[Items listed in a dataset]
(begin)

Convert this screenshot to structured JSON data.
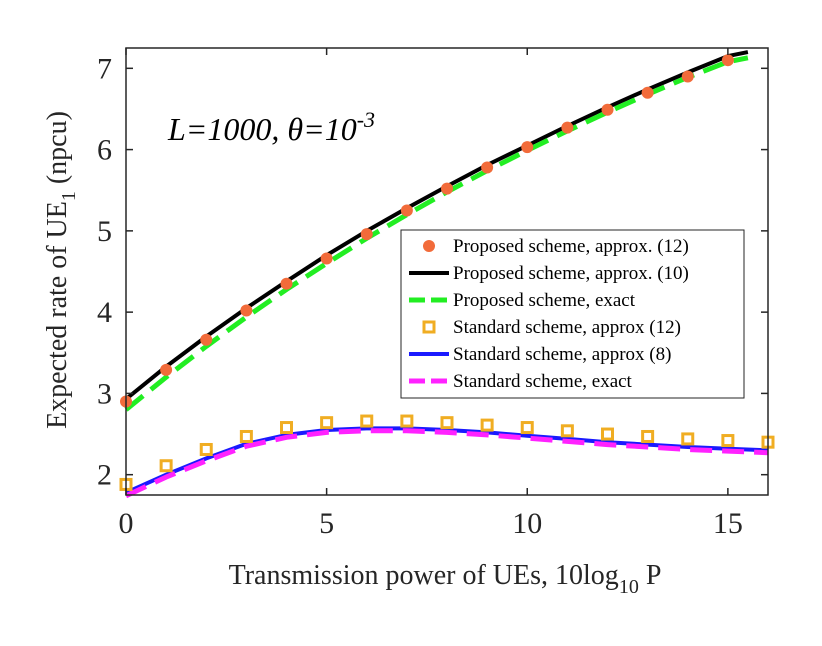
{
  "chart_data": {
    "type": "line",
    "xlabel": "Transmission power of UEs, 10log",
    "xlabel_sub": "10",
    "xlabel_tail": " P",
    "ylabel": "Expected rate of UE",
    "ylabel_sub": "1",
    "ylabel_tail": " (npcu)",
    "annotation": {
      "text": "L=1000, θ=10",
      "sup": "-3"
    },
    "xlim": [
      0,
      16
    ],
    "ylim": [
      1.75,
      7.25
    ],
    "xticks": [
      0,
      5,
      10,
      15
    ],
    "xtick_labels": [
      "0",
      "5",
      "10",
      "15"
    ],
    "yticks": [
      2,
      3,
      4,
      5,
      6,
      7
    ],
    "ytick_labels": [
      "2",
      "3",
      "4",
      "5",
      "6",
      "7"
    ],
    "grid": false,
    "legend_position": "right-middle",
    "series": [
      {
        "name": "Proposed scheme, approx. (12)",
        "style": "marker-circle",
        "color": "#f26b3a",
        "x": [
          0,
          1,
          2,
          3,
          4,
          5,
          6,
          7,
          8,
          9,
          10,
          11,
          12,
          13,
          14,
          15
        ],
        "values": [
          2.9,
          3.29,
          3.66,
          4.02,
          4.35,
          4.66,
          4.96,
          5.25,
          5.52,
          5.78,
          6.03,
          6.27,
          6.49,
          6.7,
          6.9,
          7.1
        ]
      },
      {
        "name": "Proposed scheme, approx. (10)",
        "style": "line-solid",
        "color": "#000000",
        "x": [
          0,
          1,
          2,
          3,
          4,
          5,
          6,
          7,
          8,
          9,
          10,
          11,
          12,
          13,
          14,
          15,
          15.5
        ],
        "values": [
          2.93,
          3.33,
          3.7,
          4.05,
          4.38,
          4.7,
          5.0,
          5.28,
          5.55,
          5.81,
          6.05,
          6.29,
          6.52,
          6.74,
          6.95,
          7.15,
          7.2
        ]
      },
      {
        "name": "Proposed scheme, exact",
        "style": "line-dashed",
        "color": "#22ee22",
        "x": [
          0,
          1,
          2,
          3,
          4,
          5,
          6,
          7,
          8,
          9,
          10,
          11,
          12,
          13,
          14,
          15,
          15.5
        ],
        "values": [
          2.8,
          3.2,
          3.58,
          3.94,
          4.28,
          4.6,
          4.91,
          5.2,
          5.48,
          5.74,
          5.99,
          6.23,
          6.46,
          6.68,
          6.89,
          7.08,
          7.13
        ]
      },
      {
        "name": "Standard scheme, approx (12)",
        "style": "marker-square",
        "color": "#f0ad22",
        "x": [
          0,
          1,
          2,
          3,
          4,
          5,
          6,
          7,
          8,
          9,
          10,
          11,
          12,
          13,
          14,
          15,
          16
        ],
        "values": [
          1.88,
          2.11,
          2.31,
          2.47,
          2.58,
          2.64,
          2.66,
          2.66,
          2.64,
          2.61,
          2.58,
          2.54,
          2.5,
          2.47,
          2.44,
          2.42,
          2.4
        ]
      },
      {
        "name": "Standard scheme, approx (8)",
        "style": "line-solid",
        "color": "#1a1aff",
        "x": [
          0,
          1,
          2,
          3,
          4,
          5,
          6,
          7,
          8,
          9,
          10,
          11,
          12,
          13,
          14,
          15,
          16
        ],
        "values": [
          1.78,
          2.0,
          2.2,
          2.38,
          2.49,
          2.55,
          2.57,
          2.57,
          2.55,
          2.52,
          2.48,
          2.44,
          2.4,
          2.37,
          2.34,
          2.32,
          2.3
        ]
      },
      {
        "name": "Standard scheme, exact",
        "style": "line-dashed",
        "color": "#ff22ff",
        "x": [
          0,
          1,
          2,
          3,
          4,
          5,
          6,
          7,
          8,
          9,
          10,
          11,
          12,
          13,
          14,
          15,
          16
        ],
        "values": [
          1.74,
          1.97,
          2.17,
          2.35,
          2.46,
          2.52,
          2.54,
          2.54,
          2.52,
          2.49,
          2.45,
          2.41,
          2.37,
          2.34,
          2.31,
          2.29,
          2.27
        ]
      }
    ]
  }
}
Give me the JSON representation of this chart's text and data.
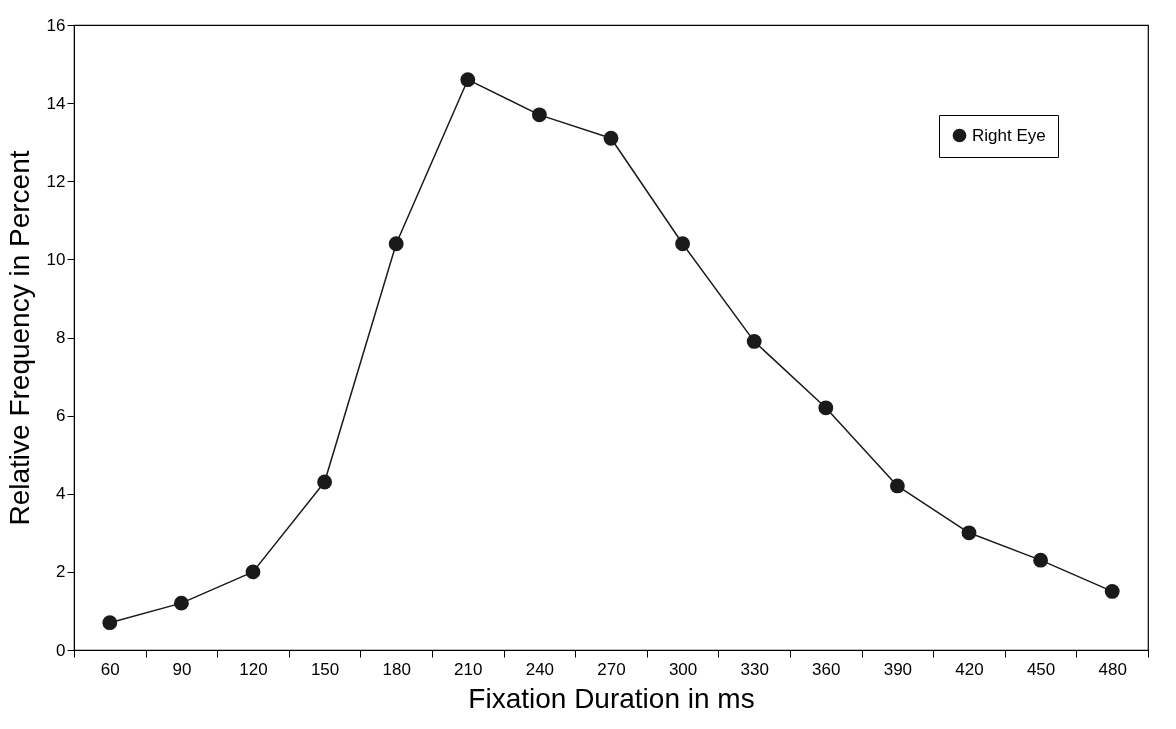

(end)

▶ What is expected: Write out all the entries word for word, but skip any images.

▶ Expected output:
Convert this screenshot to structured JSON data.
{
  "chart_data": {
    "type": "line",
    "xlabel": "Transmission power of UEs, 10log",
    "xlabel_sub": "10",
    "xlabel_tail": " P",
    "ylabel": "Expected rate of UE",
    "ylabel_sub": "1",
    "ylabel_tail": " (npcu)",
    "annotation": {
      "text": "L=1000, θ=10",
      "sup": "-3"
    },
    "xlim": [
      0,
      16
    ],
    "ylim": [
      1.75,
      7.25
    ],
    "xticks": [
      0,
      5,
      10,
      15
    ],
    "xtick_labels": [
      "0",
      "5",
      "10",
      "15"
    ],
    "yticks": [
      2,
      3,
      4,
      5,
      6,
      7
    ],
    "ytick_labels": [
      "2",
      "3",
      "4",
      "5",
      "6",
      "7"
    ],
    "grid": false,
    "legend_position": "right-middle",
    "series": [
      {
        "name": "Proposed scheme, approx. (12)",
        "style": "marker-circle",
        "color": "#f26b3a",
        "x": [
          0,
          1,
          2,
          3,
          4,
          5,
          6,
          7,
          8,
          9,
          10,
          11,
          12,
          13,
          14,
          15
        ],
        "values": [
          2.9,
          3.29,
          3.66,
          4.02,
          4.35,
          4.66,
          4.96,
          5.25,
          5.52,
          5.78,
          6.03,
          6.27,
          6.49,
          6.7,
          6.9,
          7.1
        ]
      },
      {
        "name": "Proposed scheme, approx. (10)",
        "style": "line-solid",
        "color": "#000000",
        "x": [
          0,
          1,
          2,
          3,
          4,
          5,
          6,
          7,
          8,
          9,
          10,
          11,
          12,
          13,
          14,
          15,
          15.5
        ],
        "values": [
          2.93,
          3.33,
          3.7,
          4.05,
          4.38,
          4.7,
          5.0,
          5.28,
          5.55,
          5.81,
          6.05,
          6.29,
          6.52,
          6.74,
          6.95,
          7.15,
          7.2
        ]
      },
      {
        "name": "Proposed scheme, exact",
        "style": "line-dashed",
        "color": "#22ee22",
        "x": [
          0,
          1,
          2,
          3,
          4,
          5,
          6,
          7,
          8,
          9,
          10,
          11,
          12,
          13,
          14,
          15,
          15.5
        ],
        "values": [
          2.8,
          3.2,
          3.58,
          3.94,
          4.28,
          4.6,
          4.91,
          5.2,
          5.48,
          5.74,
          5.99,
          6.23,
          6.46,
          6.68,
          6.89,
          7.08,
          7.13
        ]
      },
      {
        "name": "Standard scheme, approx (12)",
        "style": "marker-square",
        "color": "#f0ad22",
        "x": [
          0,
          1,
          2,
          3,
          4,
          5,
          6,
          7,
          8,
          9,
          10,
          11,
          12,
          13,
          14,
          15,
          16
        ],
        "values": [
          1.88,
          2.11,
          2.31,
          2.47,
          2.58,
          2.64,
          2.66,
          2.66,
          2.64,
          2.61,
          2.58,
          2.54,
          2.5,
          2.47,
          2.44,
          2.42,
          2.4
        ]
      },
      {
        "name": "Standard scheme, approx (8)",
        "style": "line-solid",
        "color": "#1a1aff",
        "x": [
          0,
          1,
          2,
          3,
          4,
          5,
          6,
          7,
          8,
          9,
          10,
          11,
          12,
          13,
          14,
          15,
          16
        ],
        "values": [
          1.78,
          2.0,
          2.2,
          2.38,
          2.49,
          2.55,
          2.57,
          2.57,
          2.55,
          2.52,
          2.48,
          2.44,
          2.4,
          2.37,
          2.34,
          2.32,
          2.3
        ]
      },
      {
        "name": "Standard scheme, exact",
        "style": "line-dashed",
        "color": "#ff22ff",
        "x": [
          0,
          1,
          2,
          3,
          4,
          5,
          6,
          7,
          8,
          9,
          10,
          11,
          12,
          13,
          14,
          15,
          16
        ],
        "values": [
          1.74,
          1.97,
          2.17,
          2.35,
          2.46,
          2.52,
          2.54,
          2.54,
          2.52,
          2.49,
          2.45,
          2.41,
          2.37,
          2.34,
          2.31,
          2.29,
          2.27
        ]
      }
    ]
  }
}
Give me the JSON representation of this chart's text and data.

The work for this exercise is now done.